**Extracted records:**
Start
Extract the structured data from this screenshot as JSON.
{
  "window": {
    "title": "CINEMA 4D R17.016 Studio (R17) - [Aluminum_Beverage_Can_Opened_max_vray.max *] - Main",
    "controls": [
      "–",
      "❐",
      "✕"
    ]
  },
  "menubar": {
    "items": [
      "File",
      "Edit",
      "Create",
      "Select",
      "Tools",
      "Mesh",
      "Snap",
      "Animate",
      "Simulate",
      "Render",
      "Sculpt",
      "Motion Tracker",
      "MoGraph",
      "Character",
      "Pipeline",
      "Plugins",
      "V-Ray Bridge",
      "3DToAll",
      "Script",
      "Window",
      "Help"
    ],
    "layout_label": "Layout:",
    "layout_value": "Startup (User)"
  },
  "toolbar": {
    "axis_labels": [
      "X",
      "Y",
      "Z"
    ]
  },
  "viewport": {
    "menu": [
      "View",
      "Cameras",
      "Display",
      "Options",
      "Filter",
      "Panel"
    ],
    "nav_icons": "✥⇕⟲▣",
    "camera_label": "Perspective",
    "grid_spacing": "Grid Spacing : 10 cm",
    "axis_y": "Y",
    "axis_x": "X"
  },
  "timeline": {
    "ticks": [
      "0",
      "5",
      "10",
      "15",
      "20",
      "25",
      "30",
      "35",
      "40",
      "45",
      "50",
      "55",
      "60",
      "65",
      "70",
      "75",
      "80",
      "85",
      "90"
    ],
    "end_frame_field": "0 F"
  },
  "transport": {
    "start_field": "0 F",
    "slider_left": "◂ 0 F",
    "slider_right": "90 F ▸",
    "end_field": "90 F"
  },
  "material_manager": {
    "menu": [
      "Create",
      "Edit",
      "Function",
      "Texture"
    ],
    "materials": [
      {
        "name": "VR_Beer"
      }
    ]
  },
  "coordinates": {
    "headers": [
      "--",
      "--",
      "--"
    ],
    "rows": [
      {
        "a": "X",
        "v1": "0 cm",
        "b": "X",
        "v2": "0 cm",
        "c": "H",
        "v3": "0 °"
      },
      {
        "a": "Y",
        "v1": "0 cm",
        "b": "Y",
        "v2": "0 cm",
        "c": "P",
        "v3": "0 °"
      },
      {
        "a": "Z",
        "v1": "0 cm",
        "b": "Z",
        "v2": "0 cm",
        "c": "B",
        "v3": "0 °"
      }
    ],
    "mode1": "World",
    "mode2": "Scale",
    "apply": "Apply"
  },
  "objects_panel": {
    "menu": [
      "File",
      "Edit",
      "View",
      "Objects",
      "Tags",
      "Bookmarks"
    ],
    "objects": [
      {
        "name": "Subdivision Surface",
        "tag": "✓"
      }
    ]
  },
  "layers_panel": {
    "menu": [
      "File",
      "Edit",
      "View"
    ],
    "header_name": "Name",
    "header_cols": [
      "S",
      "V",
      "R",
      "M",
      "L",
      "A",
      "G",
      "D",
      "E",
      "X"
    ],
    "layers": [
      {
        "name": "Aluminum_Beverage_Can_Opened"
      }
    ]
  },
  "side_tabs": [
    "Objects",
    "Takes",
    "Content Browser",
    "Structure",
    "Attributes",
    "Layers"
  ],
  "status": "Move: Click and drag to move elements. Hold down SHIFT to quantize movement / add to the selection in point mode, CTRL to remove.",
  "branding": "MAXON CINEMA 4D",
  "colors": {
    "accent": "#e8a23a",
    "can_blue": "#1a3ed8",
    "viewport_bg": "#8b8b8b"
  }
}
End
**Task to carry out:** Retype the listing exactly, in full.

**Finished exercise:**
Extract the structured data from this screenshot as JSON.
{
  "window": {
    "title": "CINEMA 4D R17.016 Studio (R17) - [Aluminum_Beverage_Can_Opened_max_vray.max *] - Main",
    "controls": [
      "–",
      "❐",
      "✕"
    ]
  },
  "menubar": {
    "items": [
      "File",
      "Edit",
      "Create",
      "Select",
      "Tools",
      "Mesh",
      "Snap",
      "Animate",
      "Simulate",
      "Render",
      "Sculpt",
      "Motion Tracker",
      "MoGraph",
      "Character",
      "Pipeline",
      "Plugins",
      "V-Ray Bridge",
      "3DToAll",
      "Script",
      "Window",
      "Help"
    ],
    "layout_label": "Layout:",
    "layout_value": "Startup (User)"
  },
  "toolbar": {
    "axis_labels": [
      "X",
      "Y",
      "Z"
    ]
  },
  "viewport": {
    "menu": [
      "View",
      "Cameras",
      "Display",
      "Options",
      "Filter",
      "Panel"
    ],
    "nav_icons": "✥⇕⟲▣",
    "camera_label": "Perspective",
    "grid_spacing": "Grid Spacing : 10 cm",
    "axis_y": "Y",
    "axis_x": "X"
  },
  "timeline": {
    "ticks": [
      "0",
      "5",
      "10",
      "15",
      "20",
      "25",
      "30",
      "35",
      "40",
      "45",
      "50",
      "55",
      "60",
      "65",
      "70",
      "75",
      "80",
      "85",
      "90"
    ],
    "end_frame_field": "0 F"
  },
  "transport": {
    "start_field": "0 F",
    "slider_left": "◂ 0 F",
    "slider_right": "90 F ▸",
    "end_field": "90 F"
  },
  "material_manager": {
    "menu": [
      "Create",
      "Edit",
      "Function",
      "Texture"
    ],
    "materials": [
      {
        "name": "VR_Beer"
      }
    ]
  },
  "coordinates": {
    "headers": [
      "--",
      "--",
      "--"
    ],
    "rows": [
      {
        "a": "X",
        "v1": "0 cm",
        "b": "X",
        "v2": "0 cm",
        "c": "H",
        "v3": "0 °"
      },
      {
        "a": "Y",
        "v1": "0 cm",
        "b": "Y",
        "v2": "0 cm",
        "c": "P",
        "v3": "0 °"
      },
      {
        "a": "Z",
        "v1": "0 cm",
        "b": "Z",
        "v2": "0 cm",
        "c": "B",
        "v3": "0 °"
      }
    ],
    "mode1": "World",
    "mode2": "Scale",
    "apply": "Apply"
  },
  "objects_panel": {
    "menu": [
      "File",
      "Edit",
      "View",
      "Objects",
      "Tags",
      "Bookmarks"
    ],
    "objects": [
      {
        "name": "Subdivision Surface",
        "tag": "✓"
      }
    ]
  },
  "layers_panel": {
    "menu": [
      "File",
      "Edit",
      "View"
    ],
    "header_name": "Name",
    "header_cols": [
      "S",
      "V",
      "R",
      "M",
      "L",
      "A",
      "G",
      "D",
      "E",
      "X"
    ],
    "layers": [
      {
        "name": "Aluminum_Beverage_Can_Opened"
      }
    ]
  },
  "side_tabs": [
    "Objects",
    "Takes",
    "Content Browser",
    "Structure",
    "Attributes",
    "Layers"
  ],
  "status": "Move: Click and drag to move elements. Hold down SHIFT to quantize movement / add to the selection in point mode, CTRL to remove.",
  "branding": "MAXON CINEMA 4D",
  "colors": {
    "accent": "#e8a23a",
    "can_blue": "#1a3ed8",
    "viewport_bg": "#8b8b8b"
  }
}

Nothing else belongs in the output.